◆ GIVEN TASK
Show every line containing "sind" by copying it.

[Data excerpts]
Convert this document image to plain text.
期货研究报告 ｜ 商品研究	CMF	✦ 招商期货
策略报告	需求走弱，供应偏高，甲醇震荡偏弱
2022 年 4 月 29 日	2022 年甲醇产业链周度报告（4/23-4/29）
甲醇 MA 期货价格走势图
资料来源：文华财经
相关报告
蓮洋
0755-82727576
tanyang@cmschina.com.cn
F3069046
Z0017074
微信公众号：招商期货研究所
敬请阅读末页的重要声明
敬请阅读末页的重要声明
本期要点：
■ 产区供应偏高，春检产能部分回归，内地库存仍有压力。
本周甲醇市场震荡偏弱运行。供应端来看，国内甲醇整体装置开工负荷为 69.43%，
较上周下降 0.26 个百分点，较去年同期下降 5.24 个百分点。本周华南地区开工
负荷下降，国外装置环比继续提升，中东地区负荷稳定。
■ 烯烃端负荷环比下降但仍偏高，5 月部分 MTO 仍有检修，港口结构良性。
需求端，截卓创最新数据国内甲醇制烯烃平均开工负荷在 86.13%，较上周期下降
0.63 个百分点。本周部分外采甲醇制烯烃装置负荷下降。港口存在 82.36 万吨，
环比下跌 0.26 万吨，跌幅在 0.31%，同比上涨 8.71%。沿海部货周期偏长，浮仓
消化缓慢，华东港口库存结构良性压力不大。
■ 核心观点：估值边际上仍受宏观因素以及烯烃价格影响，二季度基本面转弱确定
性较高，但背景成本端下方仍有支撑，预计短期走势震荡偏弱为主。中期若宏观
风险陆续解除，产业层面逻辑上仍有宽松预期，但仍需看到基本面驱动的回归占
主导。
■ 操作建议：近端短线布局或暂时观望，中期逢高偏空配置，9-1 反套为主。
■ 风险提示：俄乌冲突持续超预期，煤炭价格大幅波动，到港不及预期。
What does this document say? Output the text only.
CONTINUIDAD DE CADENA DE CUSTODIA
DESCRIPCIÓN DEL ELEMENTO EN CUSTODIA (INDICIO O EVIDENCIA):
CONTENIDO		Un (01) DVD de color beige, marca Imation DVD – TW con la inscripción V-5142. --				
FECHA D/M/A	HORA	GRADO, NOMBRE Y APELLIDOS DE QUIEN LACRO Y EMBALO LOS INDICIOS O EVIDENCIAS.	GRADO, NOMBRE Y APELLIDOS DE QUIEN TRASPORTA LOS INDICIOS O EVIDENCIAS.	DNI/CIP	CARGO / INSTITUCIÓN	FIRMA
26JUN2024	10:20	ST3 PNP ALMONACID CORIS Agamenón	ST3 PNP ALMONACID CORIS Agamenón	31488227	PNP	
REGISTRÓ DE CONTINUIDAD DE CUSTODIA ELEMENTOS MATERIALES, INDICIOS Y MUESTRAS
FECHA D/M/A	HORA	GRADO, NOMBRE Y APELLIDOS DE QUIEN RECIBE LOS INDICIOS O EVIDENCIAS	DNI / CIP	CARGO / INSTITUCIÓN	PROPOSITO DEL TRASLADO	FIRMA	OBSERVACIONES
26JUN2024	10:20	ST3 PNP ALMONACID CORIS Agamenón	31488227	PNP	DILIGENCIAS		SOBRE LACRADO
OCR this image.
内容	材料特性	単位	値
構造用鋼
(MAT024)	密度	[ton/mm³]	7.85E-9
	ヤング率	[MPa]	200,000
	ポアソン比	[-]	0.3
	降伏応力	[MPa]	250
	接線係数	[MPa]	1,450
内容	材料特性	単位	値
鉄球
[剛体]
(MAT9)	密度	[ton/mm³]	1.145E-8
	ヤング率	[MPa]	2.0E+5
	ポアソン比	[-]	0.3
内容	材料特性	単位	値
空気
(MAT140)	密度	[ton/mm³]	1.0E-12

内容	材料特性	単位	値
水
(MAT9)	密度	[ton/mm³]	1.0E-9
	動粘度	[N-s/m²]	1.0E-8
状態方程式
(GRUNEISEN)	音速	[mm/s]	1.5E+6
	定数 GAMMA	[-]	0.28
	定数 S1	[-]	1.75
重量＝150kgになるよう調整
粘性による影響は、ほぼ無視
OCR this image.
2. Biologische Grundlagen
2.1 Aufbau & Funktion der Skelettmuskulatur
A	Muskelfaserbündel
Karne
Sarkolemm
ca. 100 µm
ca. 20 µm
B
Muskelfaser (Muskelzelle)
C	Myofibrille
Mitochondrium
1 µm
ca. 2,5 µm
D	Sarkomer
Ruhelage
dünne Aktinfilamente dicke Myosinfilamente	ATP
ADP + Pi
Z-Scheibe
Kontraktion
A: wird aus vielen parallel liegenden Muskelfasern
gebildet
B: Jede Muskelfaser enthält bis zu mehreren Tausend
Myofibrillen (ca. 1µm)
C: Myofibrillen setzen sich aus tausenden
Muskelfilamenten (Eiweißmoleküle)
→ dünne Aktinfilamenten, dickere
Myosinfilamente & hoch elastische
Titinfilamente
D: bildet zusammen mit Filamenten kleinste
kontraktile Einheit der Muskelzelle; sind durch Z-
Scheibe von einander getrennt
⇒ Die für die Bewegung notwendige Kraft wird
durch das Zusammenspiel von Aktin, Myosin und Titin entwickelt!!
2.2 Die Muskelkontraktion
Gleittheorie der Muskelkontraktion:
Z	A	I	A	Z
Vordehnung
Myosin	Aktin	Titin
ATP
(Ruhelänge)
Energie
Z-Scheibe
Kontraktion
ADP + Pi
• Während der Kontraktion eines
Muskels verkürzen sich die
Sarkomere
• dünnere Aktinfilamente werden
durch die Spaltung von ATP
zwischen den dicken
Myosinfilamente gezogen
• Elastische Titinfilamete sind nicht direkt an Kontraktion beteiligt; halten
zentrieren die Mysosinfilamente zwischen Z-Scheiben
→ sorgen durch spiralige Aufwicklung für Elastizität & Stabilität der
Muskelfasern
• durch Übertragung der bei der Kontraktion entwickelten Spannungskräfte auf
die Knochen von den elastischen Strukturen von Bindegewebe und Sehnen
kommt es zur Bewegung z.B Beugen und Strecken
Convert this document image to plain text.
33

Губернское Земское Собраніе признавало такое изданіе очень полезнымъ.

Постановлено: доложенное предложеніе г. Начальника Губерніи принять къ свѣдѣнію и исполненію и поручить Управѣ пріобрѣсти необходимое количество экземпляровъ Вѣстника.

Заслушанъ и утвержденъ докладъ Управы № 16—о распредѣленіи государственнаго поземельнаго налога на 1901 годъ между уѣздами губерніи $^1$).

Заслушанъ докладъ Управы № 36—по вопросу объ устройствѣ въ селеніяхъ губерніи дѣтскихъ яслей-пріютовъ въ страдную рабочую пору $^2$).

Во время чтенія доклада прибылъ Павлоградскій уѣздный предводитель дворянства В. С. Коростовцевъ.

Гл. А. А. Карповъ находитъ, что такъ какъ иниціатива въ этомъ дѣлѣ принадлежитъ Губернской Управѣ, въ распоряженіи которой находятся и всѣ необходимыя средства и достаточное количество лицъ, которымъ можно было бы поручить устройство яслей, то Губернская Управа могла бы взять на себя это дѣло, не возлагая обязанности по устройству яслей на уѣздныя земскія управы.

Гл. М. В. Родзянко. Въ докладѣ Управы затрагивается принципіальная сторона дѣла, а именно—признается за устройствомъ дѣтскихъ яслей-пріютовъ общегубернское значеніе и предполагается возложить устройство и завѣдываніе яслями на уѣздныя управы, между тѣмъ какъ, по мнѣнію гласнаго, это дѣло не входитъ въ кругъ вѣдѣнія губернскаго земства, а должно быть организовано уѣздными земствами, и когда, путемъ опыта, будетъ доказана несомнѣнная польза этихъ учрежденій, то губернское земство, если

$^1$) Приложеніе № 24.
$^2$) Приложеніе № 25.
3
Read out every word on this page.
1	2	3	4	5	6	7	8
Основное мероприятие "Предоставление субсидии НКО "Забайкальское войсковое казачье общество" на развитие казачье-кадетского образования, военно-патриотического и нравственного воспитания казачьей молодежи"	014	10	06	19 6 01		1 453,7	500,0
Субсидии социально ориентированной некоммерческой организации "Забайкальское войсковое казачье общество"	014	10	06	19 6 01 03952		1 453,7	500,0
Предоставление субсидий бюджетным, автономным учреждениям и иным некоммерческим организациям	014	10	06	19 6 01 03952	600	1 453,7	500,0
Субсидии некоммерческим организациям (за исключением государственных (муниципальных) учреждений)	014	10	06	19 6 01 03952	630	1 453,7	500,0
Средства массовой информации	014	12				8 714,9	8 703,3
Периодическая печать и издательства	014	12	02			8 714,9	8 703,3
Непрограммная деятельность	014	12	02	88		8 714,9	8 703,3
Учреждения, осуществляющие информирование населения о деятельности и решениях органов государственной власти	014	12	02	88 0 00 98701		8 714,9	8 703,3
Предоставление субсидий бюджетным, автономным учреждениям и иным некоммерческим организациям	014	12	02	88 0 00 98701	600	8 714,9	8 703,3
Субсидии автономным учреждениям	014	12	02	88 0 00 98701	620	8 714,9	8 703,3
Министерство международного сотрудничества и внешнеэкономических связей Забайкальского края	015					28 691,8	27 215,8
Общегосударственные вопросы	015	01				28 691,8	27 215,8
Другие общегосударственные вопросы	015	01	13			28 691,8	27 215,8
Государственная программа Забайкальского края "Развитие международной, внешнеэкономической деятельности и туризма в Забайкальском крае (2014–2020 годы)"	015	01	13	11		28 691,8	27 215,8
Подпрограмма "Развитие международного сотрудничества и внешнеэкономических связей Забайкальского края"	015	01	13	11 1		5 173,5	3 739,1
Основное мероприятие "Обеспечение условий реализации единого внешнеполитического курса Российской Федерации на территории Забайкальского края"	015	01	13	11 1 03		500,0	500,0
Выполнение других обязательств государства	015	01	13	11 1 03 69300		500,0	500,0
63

◆ COMPLETED EXERCISE
kontraktile Einheit der Muskelzelle; sind durch Z-
• Elastische Titinfilamete sind nicht direkt an Kontraktion beteiligt; halten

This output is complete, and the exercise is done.